# EXERCISE INPUT
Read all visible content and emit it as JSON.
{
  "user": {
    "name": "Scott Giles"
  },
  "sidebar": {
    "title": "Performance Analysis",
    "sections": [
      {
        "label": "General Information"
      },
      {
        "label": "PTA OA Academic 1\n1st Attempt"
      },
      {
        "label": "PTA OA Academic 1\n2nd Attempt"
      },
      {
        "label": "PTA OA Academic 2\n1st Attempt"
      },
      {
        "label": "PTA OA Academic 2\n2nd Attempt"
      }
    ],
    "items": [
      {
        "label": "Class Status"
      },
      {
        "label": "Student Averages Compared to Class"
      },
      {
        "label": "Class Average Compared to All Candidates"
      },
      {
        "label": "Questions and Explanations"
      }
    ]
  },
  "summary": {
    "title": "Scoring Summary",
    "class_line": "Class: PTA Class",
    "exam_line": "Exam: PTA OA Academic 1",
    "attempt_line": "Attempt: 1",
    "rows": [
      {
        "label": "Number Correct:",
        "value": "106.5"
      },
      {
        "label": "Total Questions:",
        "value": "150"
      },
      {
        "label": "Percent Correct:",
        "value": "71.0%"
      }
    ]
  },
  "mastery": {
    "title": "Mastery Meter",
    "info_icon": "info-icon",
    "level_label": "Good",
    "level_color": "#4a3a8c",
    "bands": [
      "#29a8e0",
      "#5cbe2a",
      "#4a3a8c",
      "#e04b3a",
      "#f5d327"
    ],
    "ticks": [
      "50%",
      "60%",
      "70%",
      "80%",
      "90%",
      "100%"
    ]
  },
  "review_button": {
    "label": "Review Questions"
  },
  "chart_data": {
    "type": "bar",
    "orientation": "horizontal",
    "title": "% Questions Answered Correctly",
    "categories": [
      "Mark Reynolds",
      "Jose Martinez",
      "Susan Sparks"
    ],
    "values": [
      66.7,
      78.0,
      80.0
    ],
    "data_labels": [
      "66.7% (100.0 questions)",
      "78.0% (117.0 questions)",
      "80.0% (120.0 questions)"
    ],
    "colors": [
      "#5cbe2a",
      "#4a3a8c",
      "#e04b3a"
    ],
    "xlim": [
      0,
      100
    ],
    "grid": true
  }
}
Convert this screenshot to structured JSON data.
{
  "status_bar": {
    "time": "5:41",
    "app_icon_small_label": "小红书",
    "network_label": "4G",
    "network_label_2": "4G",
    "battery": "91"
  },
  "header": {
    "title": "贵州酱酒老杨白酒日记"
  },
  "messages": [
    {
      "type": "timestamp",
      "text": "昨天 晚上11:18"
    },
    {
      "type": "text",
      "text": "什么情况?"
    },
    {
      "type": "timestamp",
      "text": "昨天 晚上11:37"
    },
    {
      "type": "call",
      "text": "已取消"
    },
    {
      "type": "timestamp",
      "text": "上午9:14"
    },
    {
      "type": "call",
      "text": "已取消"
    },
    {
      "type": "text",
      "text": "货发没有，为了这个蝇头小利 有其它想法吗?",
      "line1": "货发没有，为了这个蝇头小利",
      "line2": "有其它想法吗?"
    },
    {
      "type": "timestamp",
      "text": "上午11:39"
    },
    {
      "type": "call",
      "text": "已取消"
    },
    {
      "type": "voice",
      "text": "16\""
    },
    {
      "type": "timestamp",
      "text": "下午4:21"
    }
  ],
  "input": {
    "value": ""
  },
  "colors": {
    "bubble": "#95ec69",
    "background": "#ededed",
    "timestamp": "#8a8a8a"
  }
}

# WHAT THE EXERCISE ASKS
Output the full listing exactly as it stands.

# SOLVED EXERCISE
Read all visible content and emit it as JSON.
{
  "user": {
    "name": "Scott Giles"
  },
  "sidebar": {
    "title": "Performance Analysis",
    "sections": [
      {
        "label": "General Information"
      },
      {
        "label": "PTA OA Academic 1\n1st Attempt"
      },
      {
        "label": "PTA OA Academic 1\n2nd Attempt"
      },
      {
        "label": "PTA OA Academic 2\n1st Attempt"
      },
      {
        "label": "PTA OA Academic 2\n2nd Attempt"
      }
    ],
    "items": [
      {
        "label": "Class Status"
      },
      {
        "label": "Student Averages Compared to Class"
      },
      {
        "label": "Class Average Compared to All Candidates"
      },
      {
        "label": "Questions and Explanations"
      }
    ]
  },
  "summary": {
    "title": "Scoring Summary",
    "class_line": "Class: PTA Class",
    "exam_line": "Exam: PTA OA Academic 1",
    "attempt_line": "Attempt: 1",
    "rows": [
      {
        "label": "Number Correct:",
        "value": "106.5"
      },
      {
        "label": "Total Questions:",
        "value": "150"
      },
      {
        "label": "Percent Correct:",
        "value": "71.0%"
      }
    ]
  },
  "mastery": {
    "title": "Mastery Meter",
    "info_icon": "info-icon",
    "level_label": "Good",
    "level_color": "#4a3a8c",
    "bands": [
      "#29a8e0",
      "#5cbe2a",
      "#4a3a8c",
      "#e04b3a",
      "#f5d327"
    ],
    "ticks": [
      "50%",
      "60%",
      "70%",
      "80%",
      "90%",
      "100%"
    ]
  },
  "review_button": {
    "label": "Review Questions"
  },
  "chart_data": {
    "type": "bar",
    "orientation": "horizontal",
    "title": "% Questions Answered Correctly",
    "categories": [
      "Mark Reynolds",
      "Jose Martinez",
      "Susan Sparks"
    ],
    "values": [
      66.7,
      78.0,
      80.0
    ],
    "data_labels": [
      "66.7% (100.0 questions)",
      "78.0% (117.0 questions)",
      "80.0% (120.0 questions)"
    ],
    "colors": [
      "#5cbe2a",
      "#4a3a8c",
      "#e04b3a"
    ],
    "xlim": [
      0,
      100
    ],
    "grid": true
  }
}
Convert this screenshot to structured JSON data.
{
  "status_bar": {
    "time": "5:41",
    "app_icon_small_label": "小红书",
    "network_label": "4G",
    "network_label_2": "4G",
    "battery": "91"
  },
  "header": {
    "title": "贵州酱酒老杨白酒日记"
  },
  "messages": [
    {
      "type": "timestamp",
      "text": "昨天 晚上11:18"
    },
    {
      "type": "text",
      "text": "什么情况?"
    },
    {
      "type": "timestamp",
      "text": "昨天 晚上11:37"
    },
    {
      "type": "call",
      "text": "已取消"
    },
    {
      "type": "timestamp",
      "text": "上午9:14"
    },
    {
      "type": "call",
      "text": "已取消"
    },
    {
      "type": "text",
      "text": "货发没有，为了这个蝇头小利 有其它想法吗?",
      "line1": "货发没有，为了这个蝇头小利",
      "line2": "有其它想法吗?"
    },
    {
      "type": "timestamp",
      "text": "上午11:39"
    },
    {
      "type": "call",
      "text": "已取消"
    },
    {
      "type": "voice",
      "text": "16\""
    },
    {
      "type": "timestamp",
      "text": "下午4:21"
    }
  ],
  "input": {
    "value": ""
  },
  "colors": {
    "bubble": "#95ec69",
    "background": "#ededed",
    "timestamp": "#8a8a8a"
  }
}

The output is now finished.